## Short task
Copy every line that holds "this".

(Records contained in a dataset)
** Begin **
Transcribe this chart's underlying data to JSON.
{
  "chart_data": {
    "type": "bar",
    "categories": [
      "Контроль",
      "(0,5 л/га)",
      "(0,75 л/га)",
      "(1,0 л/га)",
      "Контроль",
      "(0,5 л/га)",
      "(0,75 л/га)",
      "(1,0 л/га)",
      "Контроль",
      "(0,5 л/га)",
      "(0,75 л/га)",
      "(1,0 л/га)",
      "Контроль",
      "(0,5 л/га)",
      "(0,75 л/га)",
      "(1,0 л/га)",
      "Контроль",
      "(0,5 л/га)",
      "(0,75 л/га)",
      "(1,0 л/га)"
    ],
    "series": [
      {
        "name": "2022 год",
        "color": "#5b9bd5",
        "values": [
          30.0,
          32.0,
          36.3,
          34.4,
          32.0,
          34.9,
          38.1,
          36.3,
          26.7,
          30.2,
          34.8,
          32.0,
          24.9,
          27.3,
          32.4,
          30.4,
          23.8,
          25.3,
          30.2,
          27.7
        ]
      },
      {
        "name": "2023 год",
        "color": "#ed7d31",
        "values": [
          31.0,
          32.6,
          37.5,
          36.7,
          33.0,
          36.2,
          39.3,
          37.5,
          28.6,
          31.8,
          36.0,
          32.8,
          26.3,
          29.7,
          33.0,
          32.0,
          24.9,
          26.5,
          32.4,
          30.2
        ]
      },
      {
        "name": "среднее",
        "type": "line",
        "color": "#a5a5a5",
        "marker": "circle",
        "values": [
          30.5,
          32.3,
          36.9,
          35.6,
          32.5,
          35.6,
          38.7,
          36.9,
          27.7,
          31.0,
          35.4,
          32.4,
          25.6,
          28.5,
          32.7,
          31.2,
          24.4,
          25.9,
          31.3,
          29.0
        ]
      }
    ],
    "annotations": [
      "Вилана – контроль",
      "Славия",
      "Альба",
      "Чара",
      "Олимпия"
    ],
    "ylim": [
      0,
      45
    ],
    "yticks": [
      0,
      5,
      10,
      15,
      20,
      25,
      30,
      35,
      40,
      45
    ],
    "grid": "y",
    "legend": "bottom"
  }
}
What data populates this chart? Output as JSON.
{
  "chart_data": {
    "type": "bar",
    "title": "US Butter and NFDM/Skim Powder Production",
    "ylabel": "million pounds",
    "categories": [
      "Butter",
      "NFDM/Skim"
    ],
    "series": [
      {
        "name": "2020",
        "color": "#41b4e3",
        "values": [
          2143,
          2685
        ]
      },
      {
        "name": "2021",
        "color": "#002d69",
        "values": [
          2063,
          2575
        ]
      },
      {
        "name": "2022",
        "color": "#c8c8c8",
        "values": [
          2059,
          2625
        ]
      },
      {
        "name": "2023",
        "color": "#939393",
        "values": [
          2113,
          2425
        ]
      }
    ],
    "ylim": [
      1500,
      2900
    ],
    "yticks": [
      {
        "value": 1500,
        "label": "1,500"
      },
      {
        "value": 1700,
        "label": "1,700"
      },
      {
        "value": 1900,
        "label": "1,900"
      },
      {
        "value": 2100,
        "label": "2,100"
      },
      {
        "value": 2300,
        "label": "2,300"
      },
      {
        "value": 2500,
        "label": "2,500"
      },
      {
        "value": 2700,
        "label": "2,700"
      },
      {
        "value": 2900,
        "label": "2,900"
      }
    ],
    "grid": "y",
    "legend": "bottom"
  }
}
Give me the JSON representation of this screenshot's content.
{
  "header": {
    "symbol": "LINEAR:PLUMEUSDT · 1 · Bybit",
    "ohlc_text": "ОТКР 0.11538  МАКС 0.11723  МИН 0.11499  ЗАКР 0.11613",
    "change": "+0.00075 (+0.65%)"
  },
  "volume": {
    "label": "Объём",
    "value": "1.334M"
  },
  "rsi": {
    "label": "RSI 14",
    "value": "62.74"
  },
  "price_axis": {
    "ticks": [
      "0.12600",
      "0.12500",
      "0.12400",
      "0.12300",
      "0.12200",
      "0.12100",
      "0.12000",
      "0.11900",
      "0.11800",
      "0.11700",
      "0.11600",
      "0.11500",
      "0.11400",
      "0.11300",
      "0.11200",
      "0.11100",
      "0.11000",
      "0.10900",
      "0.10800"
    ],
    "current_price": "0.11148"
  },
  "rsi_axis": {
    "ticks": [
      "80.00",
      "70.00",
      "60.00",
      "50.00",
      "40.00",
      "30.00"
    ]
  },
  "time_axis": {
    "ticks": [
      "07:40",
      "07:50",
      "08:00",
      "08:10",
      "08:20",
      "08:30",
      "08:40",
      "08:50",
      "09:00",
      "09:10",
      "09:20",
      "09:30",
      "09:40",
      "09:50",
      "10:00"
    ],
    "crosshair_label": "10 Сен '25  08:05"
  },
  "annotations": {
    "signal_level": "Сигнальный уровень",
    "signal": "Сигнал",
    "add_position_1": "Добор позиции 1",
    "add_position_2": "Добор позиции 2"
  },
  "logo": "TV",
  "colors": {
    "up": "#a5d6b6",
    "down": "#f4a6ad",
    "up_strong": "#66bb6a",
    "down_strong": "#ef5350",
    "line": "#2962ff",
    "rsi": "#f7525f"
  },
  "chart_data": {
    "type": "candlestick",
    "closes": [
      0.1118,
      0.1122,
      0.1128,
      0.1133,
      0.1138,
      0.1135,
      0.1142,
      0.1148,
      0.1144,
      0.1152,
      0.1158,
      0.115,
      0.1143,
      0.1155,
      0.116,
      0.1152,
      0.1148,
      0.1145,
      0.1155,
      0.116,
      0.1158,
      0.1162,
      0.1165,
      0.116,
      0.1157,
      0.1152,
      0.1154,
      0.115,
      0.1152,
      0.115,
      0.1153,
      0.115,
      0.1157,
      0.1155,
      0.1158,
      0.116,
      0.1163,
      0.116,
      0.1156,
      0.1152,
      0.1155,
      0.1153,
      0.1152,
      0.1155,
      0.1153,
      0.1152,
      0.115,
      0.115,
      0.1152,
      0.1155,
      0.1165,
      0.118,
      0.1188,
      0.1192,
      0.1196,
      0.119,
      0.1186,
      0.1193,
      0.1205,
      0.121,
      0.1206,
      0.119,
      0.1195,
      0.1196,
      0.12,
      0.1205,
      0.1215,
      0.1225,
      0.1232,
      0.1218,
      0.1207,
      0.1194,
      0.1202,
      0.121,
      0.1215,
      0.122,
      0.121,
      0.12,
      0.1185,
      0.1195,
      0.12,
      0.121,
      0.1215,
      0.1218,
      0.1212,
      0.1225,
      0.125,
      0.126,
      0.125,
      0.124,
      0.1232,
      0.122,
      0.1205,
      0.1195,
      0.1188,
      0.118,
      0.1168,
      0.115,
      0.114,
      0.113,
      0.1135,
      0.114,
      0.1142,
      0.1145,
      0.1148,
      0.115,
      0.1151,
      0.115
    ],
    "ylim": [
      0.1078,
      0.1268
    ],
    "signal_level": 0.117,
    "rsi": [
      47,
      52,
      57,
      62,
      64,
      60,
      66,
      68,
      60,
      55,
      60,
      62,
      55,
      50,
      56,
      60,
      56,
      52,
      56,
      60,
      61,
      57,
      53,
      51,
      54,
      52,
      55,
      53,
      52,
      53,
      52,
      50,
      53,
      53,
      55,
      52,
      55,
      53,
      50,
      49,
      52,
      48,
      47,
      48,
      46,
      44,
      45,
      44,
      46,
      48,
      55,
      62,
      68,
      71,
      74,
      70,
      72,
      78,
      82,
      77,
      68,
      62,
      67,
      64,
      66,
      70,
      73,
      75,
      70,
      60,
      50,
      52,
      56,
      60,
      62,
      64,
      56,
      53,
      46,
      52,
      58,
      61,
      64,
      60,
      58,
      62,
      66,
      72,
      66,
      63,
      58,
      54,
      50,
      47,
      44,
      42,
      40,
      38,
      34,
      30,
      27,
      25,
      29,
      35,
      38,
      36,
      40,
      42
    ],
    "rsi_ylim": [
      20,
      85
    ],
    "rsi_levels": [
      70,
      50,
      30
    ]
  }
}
** End **
## Exercise solution
Transcribe this chart's underlying data to JSON.
What data populates this chart? Output as JSON.
Give me the JSON representation of this screenshot's content.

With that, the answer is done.